## Selected excerpt
In the final weeks leading up to the election, QAnon believers rallied around the bogus premise that the former vice president’s son, Hunter Biden, is “an incestuous pedophile based on speculative and unverified contents from his laptop,” said Aoife Gallagher, a disinformation and extremism analyst at the London-based Institute for Strategic Dialogue, which tracks extremism around the world.

“It is hard to say whether this had an effect on people’s voting decisions, but we certainly came across evidence of concerted disinformation campaigns to get people to change their vote on the back of this information in the final days of the campaign,” Gallagher said.

While it has thrived on extremist message boards and in the dark corners of Facebook, Twitter and YouTube, QAnon activity is not limited to the backwoods of the internet. In fact, the group has drawn support from the highest ranks of American politics.

Trump himself has refused to denounce the group on several occasions, while Congress is set to get its first QAnon supporter with the election of Georgia Republican candidate Marjorie Taylor Greene. Another Republican winner, Lauren Boebert of Colorado, also previously expressed support for QAnon while saying she is not a follower.

Construction executive Marjorie Taylor Greene, third from left, claps with her supporters at a watch party event, late Tuesday, Aug. 11, 2020, in Rome, Ga. Greene, criticized for promoting racist videos and adamantly supporting the far-right QAnon conspiracy theory, won the GOP nomination for northwest Georgia's 14th Congressional District. (AP Photo/Mike Stewart) ORG XMIT: GAMS

Despite the increasing spread of their ideology, QAnon supporters can be hard to identify in traditional polls because they are believed to be hesitant to admit their beliefs or less likely to participate in surveys, Ferrara said.

But the polls may have undercounted Trump supporters in general regardless of whether they engaged in QAnon activity.

For example, in Wisconsin, the polling average calculated by data analytics site RealClearPolitics gave Biden a 6.7 percentage-point lead, but he ended up winning by less than 1 point. In Florida, the polling average gave Biden a 0.9-point edge, but in the end Trump prevailed by more than 3 points.

“There are some judgmental aspects to disclosing yourself in alignment with these more unconventional ideas, therefore their responses were not necessarily accurate,” Ferrara said of QAnon participants in pre-election polls.

Additional research indicated that QAnon activity was especially acute in key swing states.

QAnon accounts were particularly active in the battleground states of Texas, Florida and North Carolina, according to research from Advance Democracy, a nonpartisan, nonprofit public interest research group that studies disinformation.

## Input rows
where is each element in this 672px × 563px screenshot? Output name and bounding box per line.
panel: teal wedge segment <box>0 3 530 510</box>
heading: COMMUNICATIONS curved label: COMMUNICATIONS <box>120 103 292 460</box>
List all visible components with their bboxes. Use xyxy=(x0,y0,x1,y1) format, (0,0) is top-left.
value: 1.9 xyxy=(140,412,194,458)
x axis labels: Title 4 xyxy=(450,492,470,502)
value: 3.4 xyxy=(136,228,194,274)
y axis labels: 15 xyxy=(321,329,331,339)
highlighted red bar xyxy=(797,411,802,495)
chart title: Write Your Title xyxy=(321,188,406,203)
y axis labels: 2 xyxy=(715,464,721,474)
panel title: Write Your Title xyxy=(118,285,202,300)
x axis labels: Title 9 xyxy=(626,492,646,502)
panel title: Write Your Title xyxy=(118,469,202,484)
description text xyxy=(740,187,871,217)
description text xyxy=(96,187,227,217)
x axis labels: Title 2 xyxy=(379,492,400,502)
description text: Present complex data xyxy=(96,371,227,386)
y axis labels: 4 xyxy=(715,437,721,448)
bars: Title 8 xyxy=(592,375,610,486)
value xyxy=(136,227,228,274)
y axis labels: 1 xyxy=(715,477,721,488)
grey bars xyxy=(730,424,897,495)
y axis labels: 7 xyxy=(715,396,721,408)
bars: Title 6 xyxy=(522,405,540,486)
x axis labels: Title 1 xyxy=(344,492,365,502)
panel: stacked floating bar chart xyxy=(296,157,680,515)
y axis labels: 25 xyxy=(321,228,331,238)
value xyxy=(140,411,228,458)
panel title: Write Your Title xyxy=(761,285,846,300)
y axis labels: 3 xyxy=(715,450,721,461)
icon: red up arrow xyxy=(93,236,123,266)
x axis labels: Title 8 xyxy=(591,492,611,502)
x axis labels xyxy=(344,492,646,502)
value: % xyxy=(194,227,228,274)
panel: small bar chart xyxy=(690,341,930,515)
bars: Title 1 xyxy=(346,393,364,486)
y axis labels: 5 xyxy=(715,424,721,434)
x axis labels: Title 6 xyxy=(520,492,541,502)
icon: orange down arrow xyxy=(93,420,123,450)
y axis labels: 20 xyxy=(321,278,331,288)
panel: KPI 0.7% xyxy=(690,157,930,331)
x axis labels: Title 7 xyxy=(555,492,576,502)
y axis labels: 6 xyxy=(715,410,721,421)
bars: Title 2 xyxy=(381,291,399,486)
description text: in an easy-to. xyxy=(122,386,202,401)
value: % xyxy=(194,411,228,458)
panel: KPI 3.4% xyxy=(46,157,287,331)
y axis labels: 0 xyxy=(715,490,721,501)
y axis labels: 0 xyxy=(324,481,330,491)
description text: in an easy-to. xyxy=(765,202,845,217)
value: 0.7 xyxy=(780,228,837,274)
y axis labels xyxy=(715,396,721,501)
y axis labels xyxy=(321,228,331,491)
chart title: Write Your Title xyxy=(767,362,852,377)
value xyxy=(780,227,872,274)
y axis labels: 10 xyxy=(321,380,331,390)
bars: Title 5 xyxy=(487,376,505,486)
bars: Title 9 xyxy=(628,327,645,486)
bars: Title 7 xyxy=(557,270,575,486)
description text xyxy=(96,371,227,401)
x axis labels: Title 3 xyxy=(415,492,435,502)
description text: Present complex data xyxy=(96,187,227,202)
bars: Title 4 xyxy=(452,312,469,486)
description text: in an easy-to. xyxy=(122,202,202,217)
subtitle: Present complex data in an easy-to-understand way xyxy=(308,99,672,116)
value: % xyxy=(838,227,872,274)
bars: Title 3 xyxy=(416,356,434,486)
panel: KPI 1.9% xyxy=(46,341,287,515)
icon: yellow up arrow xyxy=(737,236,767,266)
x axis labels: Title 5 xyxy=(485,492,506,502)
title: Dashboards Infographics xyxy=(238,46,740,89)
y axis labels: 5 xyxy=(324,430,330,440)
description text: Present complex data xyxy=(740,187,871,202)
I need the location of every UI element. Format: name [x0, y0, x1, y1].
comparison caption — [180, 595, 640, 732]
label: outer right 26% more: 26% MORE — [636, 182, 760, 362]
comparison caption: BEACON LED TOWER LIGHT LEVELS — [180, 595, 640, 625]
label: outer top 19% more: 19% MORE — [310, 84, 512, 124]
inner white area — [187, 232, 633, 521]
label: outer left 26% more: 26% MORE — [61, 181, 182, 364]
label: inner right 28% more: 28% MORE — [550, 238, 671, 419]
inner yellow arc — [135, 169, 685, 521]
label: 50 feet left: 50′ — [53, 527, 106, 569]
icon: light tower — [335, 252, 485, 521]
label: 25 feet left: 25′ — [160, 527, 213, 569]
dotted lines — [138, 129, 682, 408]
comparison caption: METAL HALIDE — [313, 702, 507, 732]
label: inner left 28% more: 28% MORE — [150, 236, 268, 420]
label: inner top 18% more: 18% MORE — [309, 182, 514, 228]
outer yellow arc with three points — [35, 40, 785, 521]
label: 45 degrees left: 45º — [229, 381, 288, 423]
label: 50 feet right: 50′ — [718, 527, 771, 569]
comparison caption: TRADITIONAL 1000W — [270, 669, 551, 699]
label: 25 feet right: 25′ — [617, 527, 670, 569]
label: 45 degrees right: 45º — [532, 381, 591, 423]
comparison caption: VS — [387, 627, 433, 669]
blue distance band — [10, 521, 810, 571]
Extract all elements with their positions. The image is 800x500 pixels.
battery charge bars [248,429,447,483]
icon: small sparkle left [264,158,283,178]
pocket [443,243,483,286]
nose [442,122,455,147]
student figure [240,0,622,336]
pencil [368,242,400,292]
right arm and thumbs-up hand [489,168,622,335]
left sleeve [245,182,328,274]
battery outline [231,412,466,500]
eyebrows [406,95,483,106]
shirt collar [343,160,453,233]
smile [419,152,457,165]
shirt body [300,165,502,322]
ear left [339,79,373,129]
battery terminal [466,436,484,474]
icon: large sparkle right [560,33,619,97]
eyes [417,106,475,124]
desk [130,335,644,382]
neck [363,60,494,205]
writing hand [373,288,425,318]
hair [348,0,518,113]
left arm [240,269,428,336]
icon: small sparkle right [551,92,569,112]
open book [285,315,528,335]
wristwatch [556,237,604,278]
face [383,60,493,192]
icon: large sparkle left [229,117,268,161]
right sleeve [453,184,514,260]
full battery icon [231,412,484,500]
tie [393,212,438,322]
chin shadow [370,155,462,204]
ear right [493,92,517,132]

## To be done
1 – Echo everything from the start of the records down to the line containing "grey bars xyxy=(730,424,897,495)", with both ends included.
2 – Carry on the passage about QAnon activity around the election from the point where it stops.

## Results
1 –
where is each element in this 672px × 563px screenshot? Output name and bounding box per line.
panel: teal wedge segment <box>0 3 530 510</box>
heading: COMMUNICATIONS curved label: COMMUNICATIONS <box>120 103 292 460</box>
List all visible components with their bboxes. Use xyxy=(x0,y0,x1,y1) format, (0,0) is top-left.
value: 1.9 xyxy=(140,412,194,458)
x axis labels: Title 4 xyxy=(450,492,470,502)
value: 3.4 xyxy=(136,228,194,274)
y axis labels: 15 xyxy=(321,329,331,339)
highlighted red bar xyxy=(797,411,802,495)
chart title: Write Your Title xyxy=(321,188,406,203)
y axis labels: 2 xyxy=(715,464,721,474)
panel title: Write Your Title xyxy=(118,285,202,300)
x axis labels: Title 9 xyxy=(626,492,646,502)
panel title: Write Your Title xyxy=(118,469,202,484)
description text xyxy=(740,187,871,217)
description text xyxy=(96,187,227,217)
x axis labels: Title 2 xyxy=(379,492,400,502)
description text: Present complex data xyxy=(96,371,227,386)
y axis labels: 4 xyxy=(715,437,721,448)
bars: Title 8 xyxy=(592,375,610,486)
value xyxy=(136,227,228,274)
y axis labels: 1 xyxy=(715,477,721,488)
grey bars xyxy=(730,424,897,495)

2 –
To be sure, in recent months, Facebook, Twitter and Google’s YouTube took steps to ban or significantly QAnon activity. Those efforts restricted the reach of what Gallagher described as the “digital cult” and what the FBI has labeled as a domestic terror threat.

But experts say QAnon supporters have continued to find ways around social media limits.

As of Nov. 3, there were more than 95,000 active QAnon accounts on Twitter, an analysis from Advance Democracy found. Those accounts were responsible for 334,200 posts about the 2020 election from 12 a.m. to 5 p.m. on Election Day, more than double the amount from the same period on the previous day. And QAnon accounts made up 2.3% of the Twitter conversation about the election during that timeframe.

Two of the top 10 hashtags used in posts about the 2020 election – #maga and #trump2020 – received over 7.1% of their amplification from QAnon accounts during that period, according to the analysis. Even the #stopthesteal hashtag, which Trump supporters used to promote the false concept that Democrats were stealing the election, got a boost from QAnon. About 15% of #stopthesteal posts came from QAnon accounts, Advance Democracy found.

Beyond just amplifying these messages on social media,QAnon supporters were likely motivated to vote based on their beliefs about Trump’s supposed anointment as the person responsible for destroying the fantastical sex-trafficking cabal, said Gallagher of the Institute for Strategic Dialogue.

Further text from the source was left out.